====== Listing ======

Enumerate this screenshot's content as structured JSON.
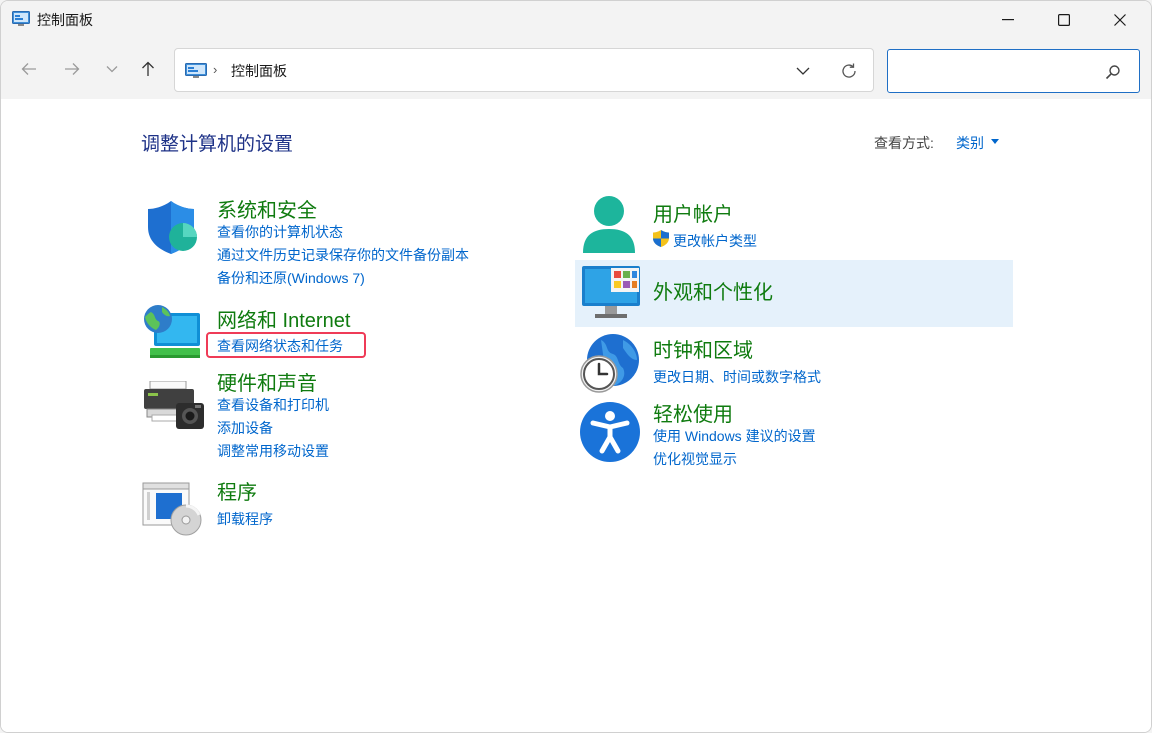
{
  "window": {
    "title": "控制面板"
  },
  "nav": {
    "address_path": "控制面板",
    "address_separator": "›",
    "search_placeholder": ""
  },
  "main": {
    "title": "调整计算机的设置",
    "view_by_label": "查看方式:",
    "view_by_value": "类别"
  },
  "left_categories": [
    {
      "title": "系统和安全",
      "links": [
        "查看你的计算机状态",
        "通过文件历史记录保存你的文件备份副本",
        "备份和还原(Windows 7)"
      ]
    },
    {
      "title": "网络和 Internet",
      "links": [
        "查看网络状态和任务"
      ]
    },
    {
      "title": "硬件和声音",
      "links": [
        "查看设备和打印机",
        "添加设备",
        "调整常用移动设置"
      ]
    },
    {
      "title": "程序",
      "links": [
        "卸载程序"
      ]
    }
  ],
  "right_categories": [
    {
      "title": "用户帐户",
      "links": [
        "更改帐户类型"
      ]
    },
    {
      "title": "外观和个性化",
      "links": []
    },
    {
      "title": "时钟和区域",
      "links": [
        "更改日期、时间或数字格式"
      ]
    },
    {
      "title": "轻松使用",
      "links": [
        "使用 Windows 建议的设置",
        "优化视觉显示"
      ]
    }
  ],
  "colors": {
    "category_title": "#0f7b0f",
    "link": "#0066cc",
    "page_title": "#1e3287",
    "highlight": "#ef3b57",
    "hover_bg": "#e5f1fb"
  }
}
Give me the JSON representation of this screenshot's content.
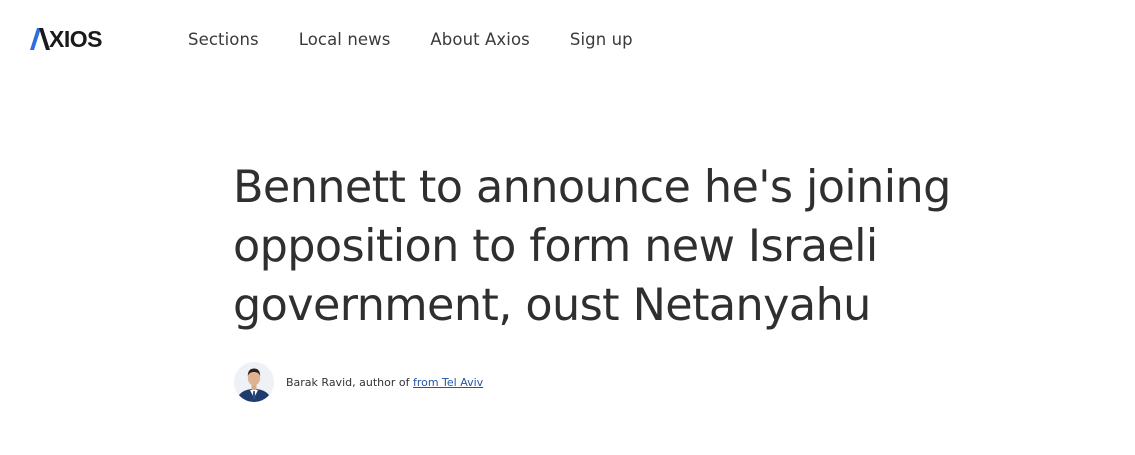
{
  "brand": {
    "logo_first_letter": "A",
    "logo_rest": "XIOS",
    "accent_color": "#2f6de1",
    "text_color": "#1a1a1a"
  },
  "nav": {
    "items": [
      {
        "label": "Sections"
      },
      {
        "label": "Local news"
      },
      {
        "label": "About Axios"
      },
      {
        "label": "Sign up"
      }
    ]
  },
  "article": {
    "headline": "Bennett to announce he's joining opposition to form new Israeli government, oust Netanyahu",
    "byline": {
      "author_prefix": "Barak Ravid, author of ",
      "location_link": "from Tel Aviv"
    }
  },
  "icons": {
    "author_avatar": "author-avatar-icon"
  }
}
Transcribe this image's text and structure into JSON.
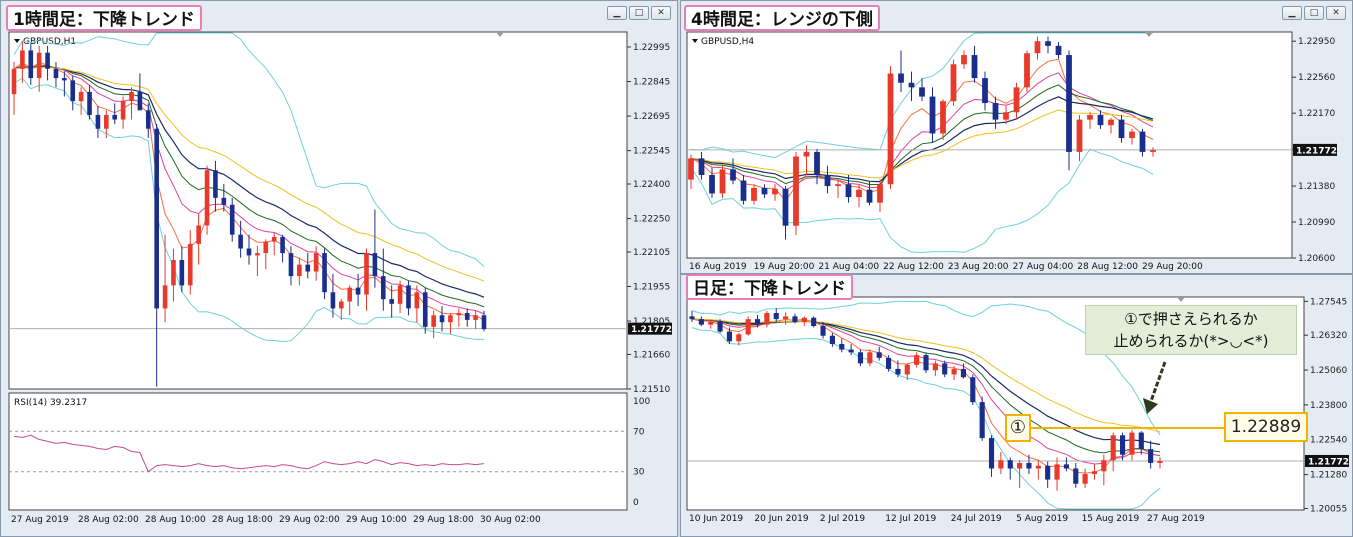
{
  "chart_data": [
    {
      "type": "candlestick",
      "title": "1時間足：下降トレンド",
      "symbol": "GBPUSD,H1",
      "ylim": [
        1.2151,
        1.2306
      ],
      "y_ticks": [
        "1.22995",
        "1.22845",
        "1.22695",
        "1.22545",
        "1.22400",
        "1.22250",
        "1.22105",
        "1.21955",
        "1.21805",
        "1.21660",
        "1.21510"
      ],
      "current_price": "1.21772",
      "x_labels": [
        "27 Aug 2019",
        "28 Aug 02:00",
        "28 Aug 10:00",
        "28 Aug 18:00",
        "29 Aug 02:00",
        "29 Aug 10:00",
        "29 Aug 18:00",
        "30 Aug 02:00"
      ],
      "candles": [
        [
          1.2279,
          1.2293,
          1.227,
          1.229
        ],
        [
          1.229,
          1.2302,
          1.2284,
          1.2298
        ],
        [
          1.2298,
          1.2301,
          1.2283,
          1.2286
        ],
        [
          1.2286,
          1.23,
          1.228,
          1.2297
        ],
        [
          1.2297,
          1.23,
          1.2285,
          1.229
        ],
        [
          1.229,
          1.2293,
          1.2282,
          1.2286
        ],
        [
          1.2286,
          1.2289,
          1.2278,
          1.2285
        ],
        [
          1.2285,
          1.2287,
          1.2272,
          1.2276
        ],
        [
          1.2276,
          1.2282,
          1.227,
          1.228
        ],
        [
          1.228,
          1.2283,
          1.2268,
          1.227
        ],
        [
          1.227,
          1.2274,
          1.226,
          1.2264
        ],
        [
          1.2264,
          1.2272,
          1.226,
          1.227
        ],
        [
          1.227,
          1.2275,
          1.2266,
          1.2268
        ],
        [
          1.2268,
          1.2278,
          1.2264,
          1.2276
        ],
        [
          1.2276,
          1.2282,
          1.2268,
          1.228
        ],
        [
          1.228,
          1.2288,
          1.2275,
          1.2272
        ],
        [
          1.2272,
          1.2275,
          1.226,
          1.2264
        ],
        [
          1.2264,
          1.2266,
          1.2152,
          1.2186
        ],
        [
          1.2186,
          1.2218,
          1.218,
          1.2196
        ],
        [
          1.2196,
          1.2212,
          1.2189,
          1.2207
        ],
        [
          1.2207,
          1.2213,
          1.2193,
          1.2196
        ],
        [
          1.2196,
          1.222,
          1.2192,
          1.2214
        ],
        [
          1.2214,
          1.2227,
          1.2205,
          1.2222
        ],
        [
          1.2222,
          1.2248,
          1.2218,
          1.2246
        ],
        [
          1.2246,
          1.225,
          1.2228,
          1.2234
        ],
        [
          1.2234,
          1.224,
          1.2228,
          1.2231
        ],
        [
          1.2231,
          1.2234,
          1.2215,
          1.2218
        ],
        [
          1.2218,
          1.2224,
          1.2208,
          1.2212
        ],
        [
          1.2212,
          1.2218,
          1.2205,
          1.2209
        ],
        [
          1.2209,
          1.2213,
          1.22,
          1.221
        ],
        [
          1.221,
          1.2216,
          1.2203,
          1.2215
        ],
        [
          1.2215,
          1.2219,
          1.2209,
          1.2217
        ],
        [
          1.2217,
          1.2218,
          1.2206,
          1.221
        ],
        [
          1.221,
          1.2213,
          1.2196,
          1.22
        ],
        [
          1.22,
          1.2208,
          1.2196,
          1.2205
        ],
        [
          1.2205,
          1.221,
          1.2199,
          1.2202
        ],
        [
          1.2202,
          1.2213,
          1.2198,
          1.221
        ],
        [
          1.221,
          1.2212,
          1.219,
          1.2193
        ],
        [
          1.2193,
          1.2201,
          1.2182,
          1.2186
        ],
        [
          1.2186,
          1.219,
          1.2181,
          1.2189
        ],
        [
          1.2189,
          1.2196,
          1.2183,
          1.2195
        ],
        [
          1.2195,
          1.2201,
          1.2187,
          1.2192
        ],
        [
          1.2192,
          1.2212,
          1.2185,
          1.221
        ],
        [
          1.221,
          1.2229,
          1.2195,
          1.22
        ],
        [
          1.22,
          1.2212,
          1.2185,
          1.219
        ],
        [
          1.219,
          1.2196,
          1.2182,
          1.2188
        ],
        [
          1.2188,
          1.2198,
          1.2184,
          1.2196
        ],
        [
          1.2196,
          1.2198,
          1.2183,
          1.2186
        ],
        [
          1.2186,
          1.2196,
          1.218,
          1.2193
        ],
        [
          1.2193,
          1.2195,
          1.2175,
          1.2178
        ],
        [
          1.2178,
          1.2185,
          1.2173,
          1.2183
        ],
        [
          1.2183,
          1.2187,
          1.2176,
          1.218
        ],
        [
          1.218,
          1.2184,
          1.2175,
          1.2183
        ],
        [
          1.2183,
          1.2186,
          1.2178,
          1.2184
        ],
        [
          1.2184,
          1.2186,
          1.2178,
          1.2181
        ],
        [
          1.2181,
          1.2185,
          1.2177,
          1.2183
        ],
        [
          1.2183,
          1.2185,
          1.2176,
          1.2177
        ]
      ],
      "indicators": [
        "Bollinger Bands",
        "EMA",
        "RSI"
      ],
      "rsi": {
        "label": "RSI(14) 39.2317",
        "levels": [
          "100",
          "70",
          "30",
          "0"
        ],
        "values": [
          65,
          64,
          66,
          62,
          60,
          58,
          59,
          57,
          56,
          55,
          53,
          52,
          55,
          54,
          50,
          49,
          30,
          36,
          37,
          36,
          35,
          36,
          38,
          36,
          35,
          36,
          34,
          33,
          34,
          35,
          36,
          35,
          37,
          36,
          34,
          33,
          36,
          40,
          38,
          37,
          38,
          40,
          38,
          42,
          40,
          37,
          39,
          38,
          36,
          37,
          36,
          38,
          37,
          37,
          38,
          37,
          38
        ]
      }
    },
    {
      "type": "candlestick",
      "title": "4時間足：レンジの下側",
      "symbol": "GBPUSD,H4",
      "ylim": [
        1.206,
        1.2305
      ],
      "y_ticks": [
        "1.22950",
        "1.22560",
        "1.22170",
        "1.21780",
        "1.21380",
        "1.20990",
        "1.20600"
      ],
      "current_price": "1.21772",
      "x_labels": [
        "16 Aug 2019",
        "19 Aug 20:00",
        "21 Aug 04:00",
        "22 Aug 12:00",
        "23 Aug 20:00",
        "27 Aug 04:00",
        "28 Aug 12:00",
        "29 Aug 20:00"
      ],
      "candles": [
        [
          1.2145,
          1.2172,
          1.2135,
          1.2168
        ],
        [
          1.2168,
          1.2175,
          1.2145,
          1.215
        ],
        [
          1.215,
          1.2158,
          1.2125,
          1.213
        ],
        [
          1.213,
          1.216,
          1.2125,
          1.2156
        ],
        [
          1.2156,
          1.2168,
          1.214,
          1.2144
        ],
        [
          1.2144,
          1.215,
          1.2118,
          1.2122
        ],
        [
          1.2122,
          1.214,
          1.2118,
          1.2136
        ],
        [
          1.2136,
          1.214,
          1.2125,
          1.2129
        ],
        [
          1.2129,
          1.214,
          1.2122,
          1.2135
        ],
        [
          1.2135,
          1.2138,
          1.208,
          1.2095
        ],
        [
          1.2095,
          1.2175,
          1.2085,
          1.217
        ],
        [
          1.217,
          1.2182,
          1.215,
          1.2175
        ],
        [
          1.2175,
          1.2178,
          1.214,
          1.215
        ],
        [
          1.215,
          1.216,
          1.213,
          1.2138
        ],
        [
          1.2138,
          1.2146,
          1.2125,
          1.214
        ],
        [
          1.214,
          1.215,
          1.212,
          1.2126
        ],
        [
          1.2126,
          1.214,
          1.2115,
          1.2134
        ],
        [
          1.2134,
          1.2143,
          1.2117,
          1.212
        ],
        [
          1.212,
          1.2145,
          1.211,
          1.214
        ],
        [
          1.214,
          1.2268,
          1.2135,
          1.226
        ],
        [
          1.226,
          1.2285,
          1.224,
          1.225
        ],
        [
          1.225,
          1.2262,
          1.223,
          1.2245
        ],
        [
          1.2245,
          1.2255,
          1.223,
          1.2235
        ],
        [
          1.2235,
          1.2245,
          1.2185,
          1.2195
        ],
        [
          1.2195,
          1.2232,
          1.2188,
          1.223
        ],
        [
          1.223,
          1.2275,
          1.2225,
          1.227
        ],
        [
          1.227,
          1.2285,
          1.2265,
          1.228
        ],
        [
          1.228,
          1.229,
          1.225,
          1.2255
        ],
        [
          1.2255,
          1.2262,
          1.222,
          1.2228
        ],
        [
          1.2228,
          1.2235,
          1.22,
          1.221
        ],
        [
          1.221,
          1.2225,
          1.2205,
          1.2218
        ],
        [
          1.2218,
          1.225,
          1.221,
          1.2245
        ],
        [
          1.2245,
          1.2285,
          1.224,
          1.2282
        ],
        [
          1.2282,
          1.23,
          1.2275,
          1.2295
        ],
        [
          1.2295,
          1.23,
          1.2282,
          1.229
        ],
        [
          1.229,
          1.2294,
          1.2276,
          1.228
        ],
        [
          1.228,
          1.2285,
          1.2155,
          1.2175
        ],
        [
          1.2175,
          1.2215,
          1.2165,
          1.221
        ],
        [
          1.221,
          1.2218,
          1.22,
          1.2215
        ],
        [
          1.2215,
          1.222,
          1.22,
          1.2204
        ],
        [
          1.2204,
          1.2212,
          1.2195,
          1.221
        ],
        [
          1.221,
          1.2215,
          1.2185,
          1.219
        ],
        [
          1.219,
          1.22,
          1.2183,
          1.2197
        ],
        [
          1.2197,
          1.22,
          1.217,
          1.2175
        ],
        [
          1.2175,
          1.218,
          1.217,
          1.2177
        ]
      ],
      "indicators": [
        "Bollinger Bands",
        "EMA"
      ]
    },
    {
      "type": "candlestick",
      "title": "日足：下降トレンド",
      "ylim": [
        1.2,
        1.277
      ],
      "y_ticks": [
        "1.27545",
        "1.26320",
        "1.25060",
        "1.23800",
        "1.22540",
        "1.21280",
        "1.20055"
      ],
      "current_price": "1.21772",
      "x_labels": [
        "10 Jun 2019",
        "20 Jun 2019",
        "2 Jul 2019",
        "12 Jul 2019",
        "24 Jul 2019",
        "5 Aug 2019",
        "15 Aug 2019",
        "27 Aug 2019"
      ],
      "candles": [
        [
          1.27,
          1.272,
          1.268,
          1.269
        ],
        [
          1.269,
          1.27,
          1.2665,
          1.267
        ],
        [
          1.267,
          1.2685,
          1.2655,
          1.268
        ],
        [
          1.268,
          1.269,
          1.264,
          1.2645
        ],
        [
          1.2645,
          1.266,
          1.26,
          1.261
        ],
        [
          1.261,
          1.264,
          1.2595,
          1.2635
        ],
        [
          1.2635,
          1.27,
          1.263,
          1.269
        ],
        [
          1.269,
          1.2705,
          1.266,
          1.267
        ],
        [
          1.267,
          1.272,
          1.266,
          1.2712
        ],
        [
          1.2712,
          1.273,
          1.268,
          1.269
        ],
        [
          1.269,
          1.2715,
          1.267,
          1.27
        ],
        [
          1.27,
          1.271,
          1.2675,
          1.268
        ],
        [
          1.268,
          1.27,
          1.2665,
          1.2695
        ],
        [
          1.2695,
          1.27,
          1.266,
          1.2665
        ],
        [
          1.2665,
          1.268,
          1.262,
          1.263
        ],
        [
          1.263,
          1.264,
          1.259,
          1.26
        ],
        [
          1.26,
          1.262,
          1.257,
          1.258
        ],
        [
          1.258,
          1.26,
          1.256,
          1.257
        ],
        [
          1.257,
          1.258,
          1.252,
          1.253
        ],
        [
          1.253,
          1.258,
          1.252,
          1.257
        ],
        [
          1.257,
          1.259,
          1.254,
          1.255
        ],
        [
          1.255,
          1.256,
          1.25,
          1.251
        ],
        [
          1.251,
          1.254,
          1.248,
          1.249
        ],
        [
          1.249,
          1.253,
          1.247,
          1.2525
        ],
        [
          1.2525,
          1.257,
          1.2515,
          1.256
        ],
        [
          1.256,
          1.257,
          1.2495,
          1.2505
        ],
        [
          1.2505,
          1.254,
          1.2485,
          1.253
        ],
        [
          1.253,
          1.254,
          1.248,
          1.249
        ],
        [
          1.249,
          1.252,
          1.247,
          1.251
        ],
        [
          1.251,
          1.253,
          1.2475,
          1.248
        ],
        [
          1.248,
          1.249,
          1.238,
          1.239
        ],
        [
          1.239,
          1.241,
          1.225,
          1.226
        ],
        [
          1.226,
          1.227,
          1.212,
          1.215
        ],
        [
          1.215,
          1.221,
          1.213,
          1.218
        ],
        [
          1.218,
          1.219,
          1.211,
          1.215
        ],
        [
          1.215,
          1.218,
          1.208,
          1.217
        ],
        [
          1.217,
          1.22,
          1.213,
          1.215
        ],
        [
          1.215,
          1.218,
          1.211,
          1.216
        ],
        [
          1.216,
          1.2175,
          1.208,
          1.211
        ],
        [
          1.211,
          1.219,
          1.207,
          1.2165
        ],
        [
          1.2165,
          1.219,
          1.214,
          1.215
        ],
        [
          1.215,
          1.217,
          1.208,
          1.2095
        ],
        [
          1.2095,
          1.215,
          1.208,
          1.213
        ],
        [
          1.213,
          1.2165,
          1.211,
          1.214
        ],
        [
          1.214,
          1.22,
          1.209,
          1.218
        ],
        [
          1.218,
          1.228,
          1.214,
          1.227
        ],
        [
          1.227,
          1.228,
          1.218,
          1.22
        ],
        [
          1.22,
          1.229,
          1.218,
          1.228
        ],
        [
          1.228,
          1.2285,
          1.22,
          1.222
        ],
        [
          1.222,
          1.225,
          1.215,
          1.217
        ],
        [
          1.217,
          1.219,
          1.215,
          1.2177
        ]
      ],
      "indicators": [
        "Bollinger Bands",
        "EMA"
      ],
      "resistance_level": "1.22889",
      "resistance_marker": "①",
      "annotation": [
        "①で押さえられるか",
        "止められるか(*>◡<*)"
      ]
    }
  ],
  "colors": {
    "bull": "#e8392b",
    "bear": "#1a2f8c",
    "bollinger": "#6dd3d8",
    "ema_fast": "#ff6a3d",
    "ema_2": "#e1429c",
    "ema_3": "#1d6a1d",
    "ema_4": "#1b2a66",
    "ema_5": "#f0c020",
    "rsi": "#c64d8e",
    "price_line": "#b0b0b0",
    "caption_border": "#e67fb4",
    "level_line": "#f0b400"
  }
}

======

→ Direction
Look through the entries above. Extract each line with the word "screenshot".

→ Task result
Enumerate this screenshot's content as structured JSON.
Give me the JSON representation of this screenshot's content.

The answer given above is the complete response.